#### Exercise
Your task is to transcribe all of the records exactly and leave out the pictures.

#### Material provided
——————

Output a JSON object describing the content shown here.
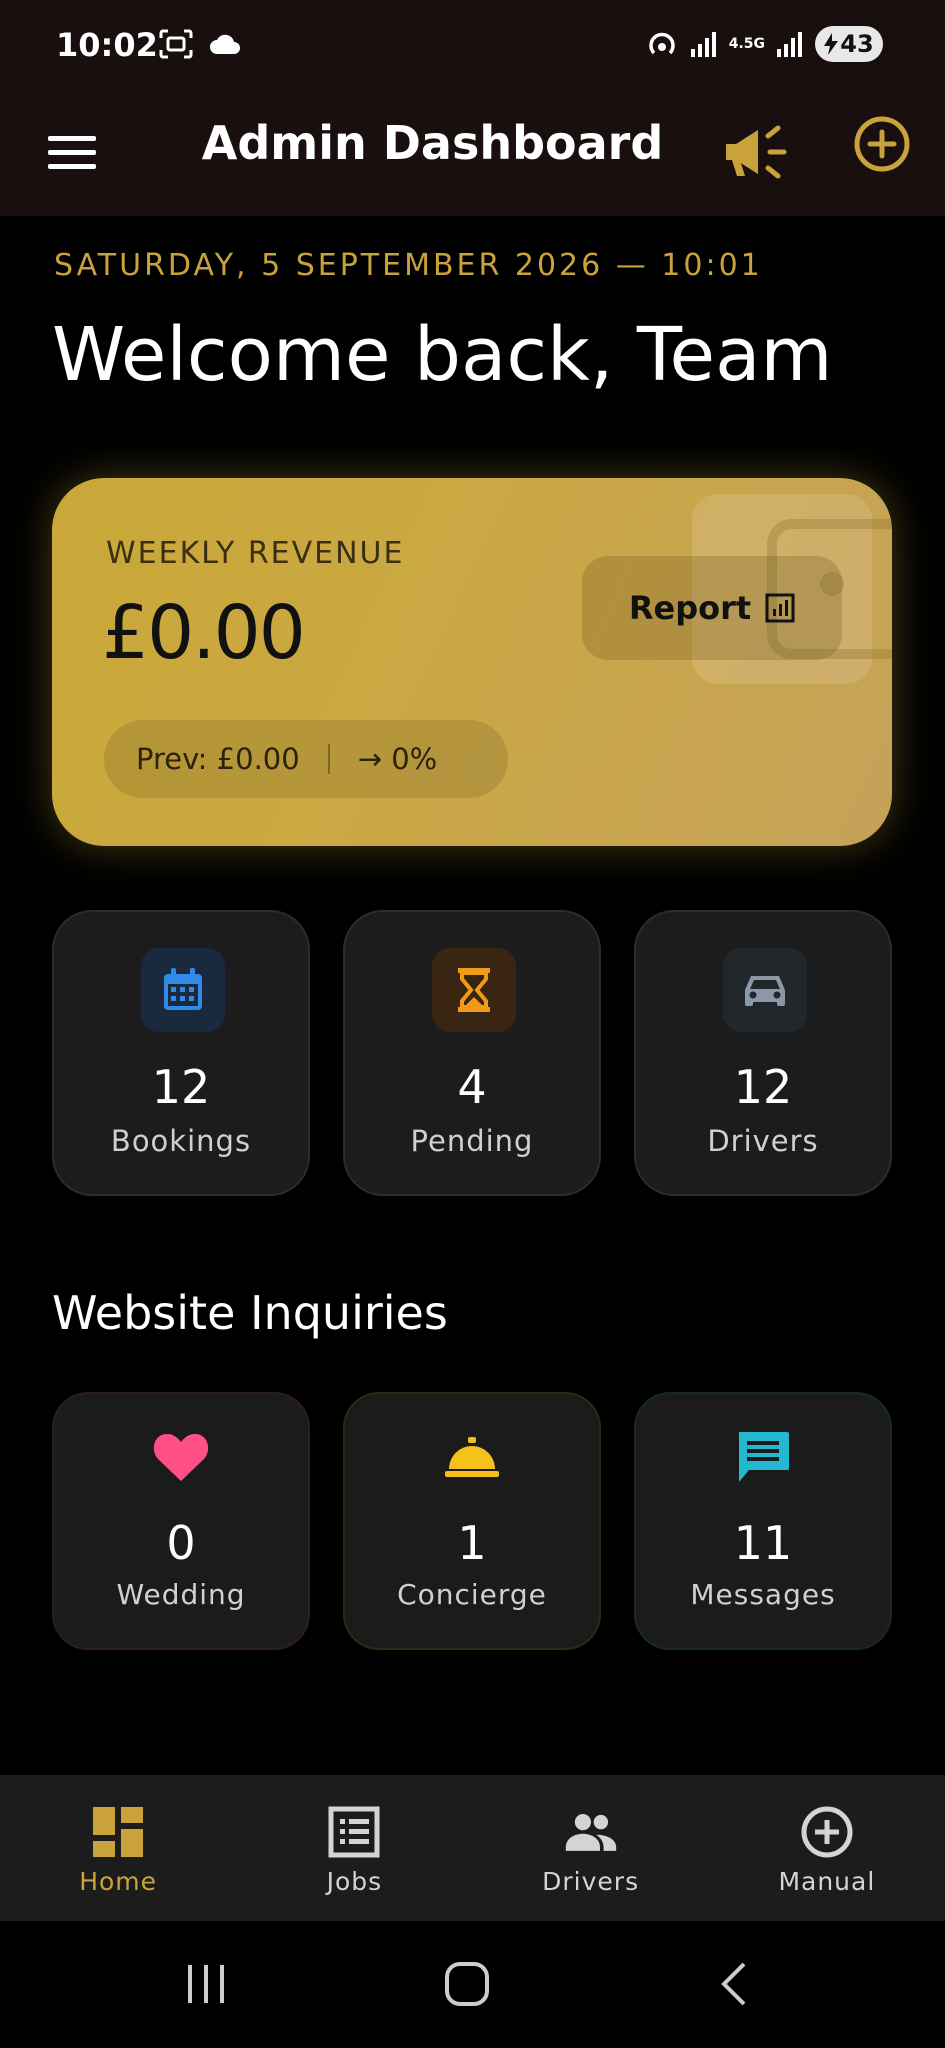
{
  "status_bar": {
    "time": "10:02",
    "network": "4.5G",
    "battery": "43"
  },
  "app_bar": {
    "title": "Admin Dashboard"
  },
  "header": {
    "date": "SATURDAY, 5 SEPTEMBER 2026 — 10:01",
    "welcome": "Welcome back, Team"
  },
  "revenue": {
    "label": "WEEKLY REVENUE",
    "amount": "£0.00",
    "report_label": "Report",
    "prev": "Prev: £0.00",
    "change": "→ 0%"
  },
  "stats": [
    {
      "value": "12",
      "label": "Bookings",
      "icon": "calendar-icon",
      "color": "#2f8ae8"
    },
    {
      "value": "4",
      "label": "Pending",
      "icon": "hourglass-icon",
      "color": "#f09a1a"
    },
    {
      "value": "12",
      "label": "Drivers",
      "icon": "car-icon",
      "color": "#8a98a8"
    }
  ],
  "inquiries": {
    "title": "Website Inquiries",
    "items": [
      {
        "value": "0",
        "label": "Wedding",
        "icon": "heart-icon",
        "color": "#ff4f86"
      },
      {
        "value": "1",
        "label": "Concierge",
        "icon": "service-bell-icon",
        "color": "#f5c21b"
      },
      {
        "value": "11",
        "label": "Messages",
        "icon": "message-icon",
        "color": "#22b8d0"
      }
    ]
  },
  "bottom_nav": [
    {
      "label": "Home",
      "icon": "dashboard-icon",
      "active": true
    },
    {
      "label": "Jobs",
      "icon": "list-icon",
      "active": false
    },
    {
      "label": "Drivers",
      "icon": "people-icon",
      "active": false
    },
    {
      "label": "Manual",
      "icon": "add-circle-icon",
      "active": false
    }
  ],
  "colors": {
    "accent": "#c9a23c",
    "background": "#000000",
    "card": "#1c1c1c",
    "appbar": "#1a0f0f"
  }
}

——————

#### Solved exercise
Output a JSON object describing the content shown here.
{
  "status_bar": {
    "time": "10:02",
    "network": "4.5G",
    "battery": "43"
  },
  "app_bar": {
    "title": "Admin Dashboard"
  },
  "header": {
    "date": "SATURDAY, 5 SEPTEMBER 2026 — 10:01",
    "welcome": "Welcome back, Team"
  },
  "revenue": {
    "label": "WEEKLY REVENUE",
    "amount": "£0.00",
    "report_label": "Report",
    "prev": "Prev: £0.00",
    "change": "→ 0%"
  },
  "stats": [
    {
      "value": "12",
      "label": "Bookings",
      "icon": "calendar-icon",
      "color": "#2f8ae8"
    },
    {
      "value": "4",
      "label": "Pending",
      "icon": "hourglass-icon",
      "color": "#f09a1a"
    },
    {
      "value": "12",
      "label": "Drivers",
      "icon": "car-icon",
      "color": "#8a98a8"
    }
  ],
  "inquiries": {
    "title": "Website Inquiries",
    "items": [
      {
        "value": "0",
        "label": "Wedding",
        "icon": "heart-icon",
        "color": "#ff4f86"
      },
      {
        "value": "1",
        "label": "Concierge",
        "icon": "service-bell-icon",
        "color": "#f5c21b"
      },
      {
        "value": "11",
        "label": "Messages",
        "icon": "message-icon",
        "color": "#22b8d0"
      }
    ]
  },
  "bottom_nav": [
    {
      "label": "Home",
      "icon": "dashboard-icon",
      "active": true
    },
    {
      "label": "Jobs",
      "icon": "list-icon",
      "active": false
    },
    {
      "label": "Drivers",
      "icon": "people-icon",
      "active": false
    },
    {
      "label": "Manual",
      "icon": "add-circle-icon",
      "active": false
    }
  ],
  "colors": {
    "accent": "#c9a23c",
    "background": "#000000",
    "card": "#1c1c1c",
    "appbar": "#1a0f0f"
  }
}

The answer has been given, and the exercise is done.